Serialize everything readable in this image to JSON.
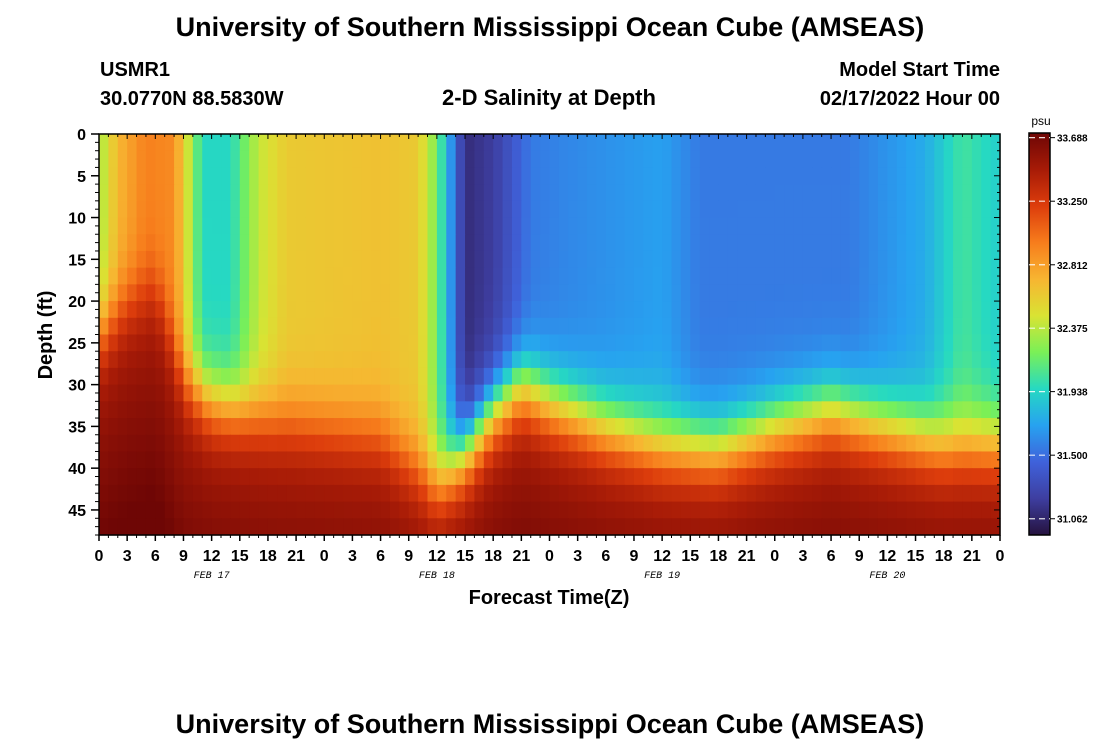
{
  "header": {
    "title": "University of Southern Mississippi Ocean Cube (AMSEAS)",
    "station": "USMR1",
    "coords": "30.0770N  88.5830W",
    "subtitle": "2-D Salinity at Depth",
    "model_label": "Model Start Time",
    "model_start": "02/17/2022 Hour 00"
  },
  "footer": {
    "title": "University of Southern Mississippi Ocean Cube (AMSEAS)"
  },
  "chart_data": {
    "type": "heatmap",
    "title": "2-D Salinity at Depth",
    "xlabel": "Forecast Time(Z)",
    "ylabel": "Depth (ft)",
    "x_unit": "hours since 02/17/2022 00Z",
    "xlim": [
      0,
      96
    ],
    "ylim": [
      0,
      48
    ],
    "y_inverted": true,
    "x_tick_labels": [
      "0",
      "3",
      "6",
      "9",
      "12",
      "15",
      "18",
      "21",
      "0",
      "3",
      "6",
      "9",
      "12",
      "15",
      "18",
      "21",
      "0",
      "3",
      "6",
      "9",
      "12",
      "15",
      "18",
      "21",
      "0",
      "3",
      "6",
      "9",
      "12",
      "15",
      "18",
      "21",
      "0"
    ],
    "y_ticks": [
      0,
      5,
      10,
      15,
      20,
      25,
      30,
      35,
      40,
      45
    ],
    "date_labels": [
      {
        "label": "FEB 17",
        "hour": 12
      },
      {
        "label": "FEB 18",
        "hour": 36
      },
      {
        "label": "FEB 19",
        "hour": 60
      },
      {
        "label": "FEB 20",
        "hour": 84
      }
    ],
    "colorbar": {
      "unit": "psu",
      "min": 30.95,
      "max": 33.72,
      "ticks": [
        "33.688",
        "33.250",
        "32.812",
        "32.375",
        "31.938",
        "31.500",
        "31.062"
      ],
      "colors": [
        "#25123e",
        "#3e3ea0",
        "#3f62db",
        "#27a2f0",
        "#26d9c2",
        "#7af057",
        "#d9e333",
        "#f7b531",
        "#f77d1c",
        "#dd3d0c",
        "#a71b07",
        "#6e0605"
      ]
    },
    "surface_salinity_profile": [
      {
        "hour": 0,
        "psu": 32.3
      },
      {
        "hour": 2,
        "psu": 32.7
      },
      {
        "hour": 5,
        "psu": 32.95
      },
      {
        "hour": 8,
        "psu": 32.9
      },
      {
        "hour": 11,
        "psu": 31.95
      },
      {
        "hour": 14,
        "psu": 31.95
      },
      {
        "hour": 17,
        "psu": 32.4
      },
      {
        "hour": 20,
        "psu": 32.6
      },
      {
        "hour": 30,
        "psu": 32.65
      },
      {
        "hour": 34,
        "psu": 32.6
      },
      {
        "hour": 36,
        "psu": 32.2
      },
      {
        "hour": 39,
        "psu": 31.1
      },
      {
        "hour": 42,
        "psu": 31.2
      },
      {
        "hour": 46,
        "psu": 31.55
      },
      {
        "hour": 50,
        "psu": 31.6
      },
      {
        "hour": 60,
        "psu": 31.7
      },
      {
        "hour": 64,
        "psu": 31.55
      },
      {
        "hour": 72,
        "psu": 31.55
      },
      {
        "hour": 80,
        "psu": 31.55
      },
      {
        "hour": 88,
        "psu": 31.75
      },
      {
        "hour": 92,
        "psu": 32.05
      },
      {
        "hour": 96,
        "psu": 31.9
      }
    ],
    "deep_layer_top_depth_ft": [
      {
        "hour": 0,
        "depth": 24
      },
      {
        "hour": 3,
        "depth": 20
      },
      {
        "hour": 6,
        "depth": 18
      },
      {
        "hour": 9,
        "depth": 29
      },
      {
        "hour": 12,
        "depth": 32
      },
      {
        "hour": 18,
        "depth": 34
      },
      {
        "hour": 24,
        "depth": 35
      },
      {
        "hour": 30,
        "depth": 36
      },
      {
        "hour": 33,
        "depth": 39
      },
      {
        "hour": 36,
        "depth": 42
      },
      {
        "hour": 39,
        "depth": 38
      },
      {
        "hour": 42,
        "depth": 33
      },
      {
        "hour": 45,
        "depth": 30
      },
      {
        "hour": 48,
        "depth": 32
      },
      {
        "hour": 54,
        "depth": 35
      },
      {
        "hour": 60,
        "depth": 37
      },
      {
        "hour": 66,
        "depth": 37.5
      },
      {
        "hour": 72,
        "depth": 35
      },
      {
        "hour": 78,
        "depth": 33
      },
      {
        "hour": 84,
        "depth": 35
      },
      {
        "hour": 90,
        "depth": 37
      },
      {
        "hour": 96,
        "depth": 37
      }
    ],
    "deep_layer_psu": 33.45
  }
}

════

> [To do] Each line of the data should be quoted exactly, with pictures left out.

> [Written reply]
Serialize everything readable in this image to JSON.
{
  "header": {
    "title": "University of Southern Mississippi Ocean Cube (AMSEAS)",
    "station": "USMR1",
    "coords": "30.0770N  88.5830W",
    "subtitle": "2-D Salinity at Depth",
    "model_label": "Model Start Time",
    "model_start": "02/17/2022 Hour 00"
  },
  "footer": {
    "title": "University of Southern Mississippi Ocean Cube (AMSEAS)"
  },
  "chart_data": {
    "type": "heatmap",
    "title": "2-D Salinity at Depth",
    "xlabel": "Forecast Time(Z)",
    "ylabel": "Depth (ft)",
    "x_unit": "hours since 02/17/2022 00Z",
    "xlim": [
      0,
      96
    ],
    "ylim": [
      0,
      48
    ],
    "y_inverted": true,
    "x_tick_labels": [
      "0",
      "3",
      "6",
      "9",
      "12",
      "15",
      "18",
      "21",
      "0",
      "3",
      "6",
      "9",
      "12",
      "15",
      "18",
      "21",
      "0",
      "3",
      "6",
      "9",
      "12",
      "15",
      "18",
      "21",
      "0",
      "3",
      "6",
      "9",
      "12",
      "15",
      "18",
      "21",
      "0"
    ],
    "y_ticks": [
      0,
      5,
      10,
      15,
      20,
      25,
      30,
      35,
      40,
      45
    ],
    "date_labels": [
      {
        "label": "FEB 17",
        "hour": 12
      },
      {
        "label": "FEB 18",
        "hour": 36
      },
      {
        "label": "FEB 19",
        "hour": 60
      },
      {
        "label": "FEB 20",
        "hour": 84
      }
    ],
    "colorbar": {
      "unit": "psu",
      "min": 30.95,
      "max": 33.72,
      "ticks": [
        "33.688",
        "33.250",
        "32.812",
        "32.375",
        "31.938",
        "31.500",
        "31.062"
      ],
      "colors": [
        "#25123e",
        "#3e3ea0",
        "#3f62db",
        "#27a2f0",
        "#26d9c2",
        "#7af057",
        "#d9e333",
        "#f7b531",
        "#f77d1c",
        "#dd3d0c",
        "#a71b07",
        "#6e0605"
      ]
    },
    "surface_salinity_profile": [
      {
        "hour": 0,
        "psu": 32.3
      },
      {
        "hour": 2,
        "psu": 32.7
      },
      {
        "hour": 5,
        "psu": 32.95
      },
      {
        "hour": 8,
        "psu": 32.9
      },
      {
        "hour": 11,
        "psu": 31.95
      },
      {
        "hour": 14,
        "psu": 31.95
      },
      {
        "hour": 17,
        "psu": 32.4
      },
      {
        "hour": 20,
        "psu": 32.6
      },
      {
        "hour": 30,
        "psu": 32.65
      },
      {
        "hour": 34,
        "psu": 32.6
      },
      {
        "hour": 36,
        "psu": 32.2
      },
      {
        "hour": 39,
        "psu": 31.1
      },
      {
        "hour": 42,
        "psu": 31.2
      },
      {
        "hour": 46,
        "psu": 31.55
      },
      {
        "hour": 50,
        "psu": 31.6
      },
      {
        "hour": 60,
        "psu": 31.7
      },
      {
        "hour": 64,
        "psu": 31.55
      },
      {
        "hour": 72,
        "psu": 31.55
      },
      {
        "hour": 80,
        "psu": 31.55
      },
      {
        "hour": 88,
        "psu": 31.75
      },
      {
        "hour": 92,
        "psu": 32.05
      },
      {
        "hour": 96,
        "psu": 31.9
      }
    ],
    "deep_layer_top_depth_ft": [
      {
        "hour": 0,
        "depth": 24
      },
      {
        "hour": 3,
        "depth": 20
      },
      {
        "hour": 6,
        "depth": 18
      },
      {
        "hour": 9,
        "depth": 29
      },
      {
        "hour": 12,
        "depth": 32
      },
      {
        "hour": 18,
        "depth": 34
      },
      {
        "hour": 24,
        "depth": 35
      },
      {
        "hour": 30,
        "depth": 36
      },
      {
        "hour": 33,
        "depth": 39
      },
      {
        "hour": 36,
        "depth": 42
      },
      {
        "hour": 39,
        "depth": 38
      },
      {
        "hour": 42,
        "depth": 33
      },
      {
        "hour": 45,
        "depth": 30
      },
      {
        "hour": 48,
        "depth": 32
      },
      {
        "hour": 54,
        "depth": 35
      },
      {
        "hour": 60,
        "depth": 37
      },
      {
        "hour": 66,
        "depth": 37.5
      },
      {
        "hour": 72,
        "depth": 35
      },
      {
        "hour": 78,
        "depth": 33
      },
      {
        "hour": 84,
        "depth": 35
      },
      {
        "hour": 90,
        "depth": 37
      },
      {
        "hour": 96,
        "depth": 37
      }
    ],
    "deep_layer_psu": 33.45
  }
}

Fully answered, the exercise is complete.